* Stored records *
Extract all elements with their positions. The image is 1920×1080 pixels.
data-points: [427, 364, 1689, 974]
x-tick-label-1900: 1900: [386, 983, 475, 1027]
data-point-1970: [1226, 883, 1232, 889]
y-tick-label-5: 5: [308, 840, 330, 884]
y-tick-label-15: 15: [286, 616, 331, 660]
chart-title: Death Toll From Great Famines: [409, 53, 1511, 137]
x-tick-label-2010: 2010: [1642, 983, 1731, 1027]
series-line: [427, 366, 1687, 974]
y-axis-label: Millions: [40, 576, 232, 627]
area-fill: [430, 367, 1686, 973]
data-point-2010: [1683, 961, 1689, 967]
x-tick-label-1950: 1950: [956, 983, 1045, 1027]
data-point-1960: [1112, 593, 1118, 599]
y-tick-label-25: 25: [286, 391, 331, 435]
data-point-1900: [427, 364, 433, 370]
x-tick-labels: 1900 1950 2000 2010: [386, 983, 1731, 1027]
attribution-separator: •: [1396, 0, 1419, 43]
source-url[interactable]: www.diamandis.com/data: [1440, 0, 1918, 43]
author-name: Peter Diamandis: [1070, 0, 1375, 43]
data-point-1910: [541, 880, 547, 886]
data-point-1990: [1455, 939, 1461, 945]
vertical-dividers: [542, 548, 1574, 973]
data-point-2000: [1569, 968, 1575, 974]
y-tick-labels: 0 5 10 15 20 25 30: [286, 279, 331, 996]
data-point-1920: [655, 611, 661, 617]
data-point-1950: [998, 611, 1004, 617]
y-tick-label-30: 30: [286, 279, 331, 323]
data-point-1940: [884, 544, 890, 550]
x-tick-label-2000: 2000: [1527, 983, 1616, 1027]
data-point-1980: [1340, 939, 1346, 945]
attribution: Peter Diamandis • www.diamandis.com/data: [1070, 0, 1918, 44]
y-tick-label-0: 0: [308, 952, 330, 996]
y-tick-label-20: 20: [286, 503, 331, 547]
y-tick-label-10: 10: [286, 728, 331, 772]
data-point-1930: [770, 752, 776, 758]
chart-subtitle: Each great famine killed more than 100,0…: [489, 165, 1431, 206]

* EXERCISE BRIEF *
Reproduce the stretch from the start of the entries through the line containing "x-tick-label-2010: 2010: [1642, 983, 1731, 1027]", substituting "Major Famines" for "Great Famines" and leaving all else unchanged.

* REPLY *
Extract all elements with their positions. The image is 1920×1080 pixels.
data-points: [427, 364, 1689, 974]
x-tick-label-1900: 1900: [386, 983, 475, 1027]
data-point-1970: [1226, 883, 1232, 889]
y-tick-label-5: 5: [308, 840, 330, 884]
y-tick-label-15: 15: [286, 616, 331, 660]
chart-title: Death Toll From Major Famines: [409, 53, 1511, 137]
x-tick-label-2010: 2010: [1642, 983, 1731, 1027]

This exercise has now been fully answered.